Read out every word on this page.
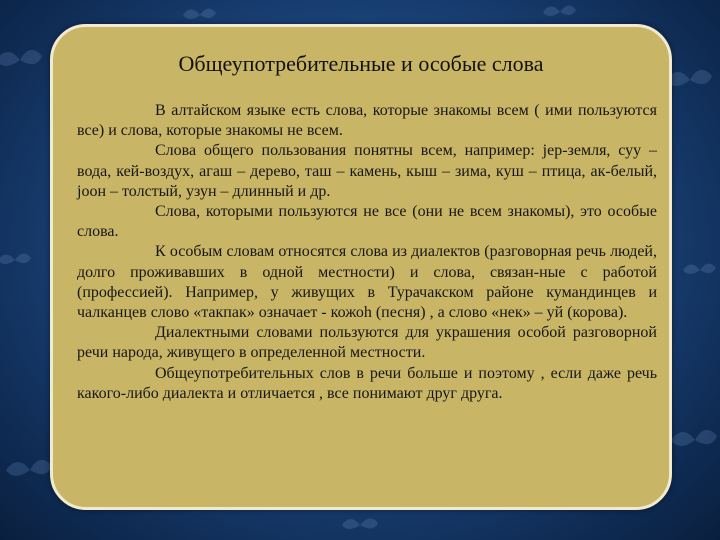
Общеупотребительные и особые слова

В алтайском языке есть слова, которые знакомы всем ( ими пользуются все) и слова, которые знакомы не всем.

Слова общего пользования понятны всем, например: jер-земля, суу –вода, кей-воздух, агаш – дерево, таш – камень, кыш – зима, куш – птица, ак-белый, jоон – толстый, узун – длинный и др.

Слова, которыми пользуются не все (они не всем знакомы), это особые слова.

К особым словам относятся слова из диалектов (разговорная речь людей, долго проживавших в одной местности) и слова, связан-ные с работой (профессией). Например, у живущих в Турачакском районе кумандинцев и чалканцев слово «такпак» означает - кожоh (песня) , а слово «нек» – уй (корова).

Диалектными словами пользуются для украшения особой разговорной речи народа, живущего в определенной местности.

Общеупотребительных слов в речи больше и поэтому , если даже речь какого-либо диалекта и отличается , все понимают друг друга.
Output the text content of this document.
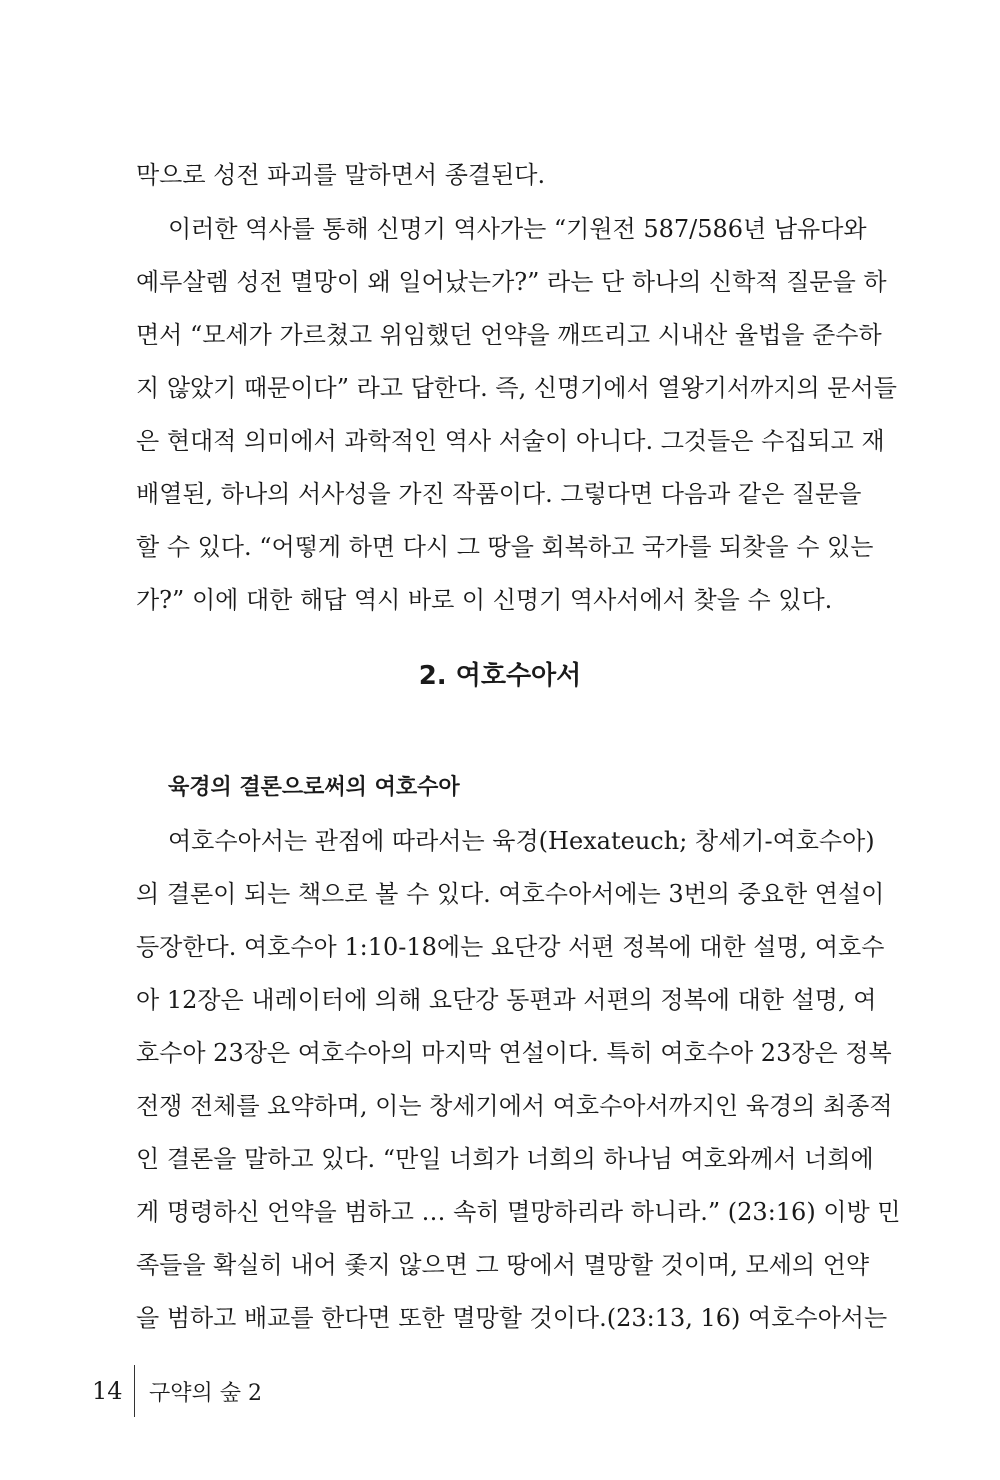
막으로 성전 파괴를 말하면서 종결된다.
이러한 역사를 통해 신명기 역사가는 “기원전 587/586년 남유다와
예루살렘 성전 멸망이 왜 일어났는가?” 라는 단 하나의 신학적 질문을 하
면서 “모세가 가르쳤고 위임했던 언약을 깨뜨리고 시내산 율법을 준수하
지 않았기 때문이다” 라고 답한다. 즉, 신명기에서 열왕기서까지의 문서들
은 현대적 의미에서 과학적인 역사 서술이 아니다. 그것들은 수집되고 재
배열된, 하나의 서사성을 가진 작품이다. 그렇다면 다음과 같은 질문을
할 수 있다. “어떻게 하면 다시 그 땅을 회복하고 국가를 되찾을 수 있는
가?” 이에 대한 해답 역시 바로 이 신명기 역사서에서 찾을 수 있다.
2. 여호수아서
육경의 결론으로써의 여호수아
여호수아서는 관점에 따라서는 육경(Hexateuch; 창세기-여호수아)
의 결론이 되는 책으로 볼 수 있다. 여호수아서에는 3번의 중요한 연설이
등장한다. 여호수아 1:10-18에는 요단강 서편 정복에 대한 설명, 여호수
아 12장은 내레이터에 의해 요단강 동편과 서편의 정복에 대한 설명, 여
호수아 23장은 여호수아의 마지막 연설이다. 특히 여호수아 23장은 정복
전쟁 전체를 요약하며, 이는 창세기에서 여호수아서까지인 육경의 최종적
인 결론을 말하고 있다. “만일 너희가 너희의 하나님 여호와께서 너희에
게 명령하신 언약을 범하고 … 속히 멸망하리라 하니라.” (23:16) 이방 민
족들을 확실히 내어 좇지 않으면 그 땅에서 멸망할 것이며, 모세의 언약
을 범하고 배교를 한다면 또한 멸망할 것이다.(23:13, 16) 여호수아서는
14 구약의 숲 2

• • • • • • •

To be done
Repeat the listing above exactly, with no pictures.

Output of the task
Read out every word on this page.
Общеупотребительные и особые слова

В алтайском языке есть слова, которые знакомы всем ( ими пользуются все) и слова, которые знакомы не всем.

Слова общего пользования понятны всем, например: jер-земля, суу –вода, кей-воздух, агаш – дерево, таш – камень, кыш – зима, куш – птица, ак-белый, jоон – толстый, узун – длинный и др.

Слова, которыми пользуются не все (они не всем знакомы), это особые слова.

К особым словам относятся слова из диалектов (разговорная речь людей, долго проживавших в одной местности) и слова, связан-ные с работой (профессией). Например, у живущих в Турачакском районе кумандинцев и чалканцев слово «такпак» означает - кожоh (песня) , а слово «нек» – уй (корова).

Диалектными словами пользуются для украшения особой разговорной речи народа, живущего в определенной местности.

Общеупотребительных слов в речи больше и поэтому , если даже речь какого-либо диалекта и отличается , все понимают друг друга.
Output the text content of this document.
막으로 성전 파괴를 말하면서 종결된다.
이러한 역사를 통해 신명기 역사가는 “기원전 587/586년 남유다와
예루살렘 성전 멸망이 왜 일어났는가?” 라는 단 하나의 신학적 질문을 하
면서 “모세가 가르쳤고 위임했던 언약을 깨뜨리고 시내산 율법을 준수하
지 않았기 때문이다” 라고 답한다. 즉, 신명기에서 열왕기서까지의 문서들
은 현대적 의미에서 과학적인 역사 서술이 아니다. 그것들은 수집되고 재
배열된, 하나의 서사성을 가진 작품이다. 그렇다면 다음과 같은 질문을
할 수 있다. “어떻게 하면 다시 그 땅을 회복하고 국가를 되찾을 수 있는
가?” 이에 대한 해답 역시 바로 이 신명기 역사서에서 찾을 수 있다.
2. 여호수아서
육경의 결론으로써의 여호수아
여호수아서는 관점에 따라서는 육경(Hexateuch; 창세기-여호수아)
의 결론이 되는 책으로 볼 수 있다. 여호수아서에는 3번의 중요한 연설이
등장한다. 여호수아 1:10-18에는 요단강 서편 정복에 대한 설명, 여호수
아 12장은 내레이터에 의해 요단강 동편과 서편의 정복에 대한 설명, 여
호수아 23장은 여호수아의 마지막 연설이다. 특히 여호수아 23장은 정복
전쟁 전체를 요약하며, 이는 창세기에서 여호수아서까지인 육경의 최종적
인 결론을 말하고 있다. “만일 너희가 너희의 하나님 여호와께서 너희에
게 명령하신 언약을 범하고 … 속히 멸망하리라 하니라.” (23:16) 이방 민
족들을 확실히 내어 좇지 않으면 그 땅에서 멸망할 것이며, 모세의 언약
을 범하고 배교를 한다면 또한 멸망할 것이다.(23:13, 16) 여호수아서는
14 구약의 숲 2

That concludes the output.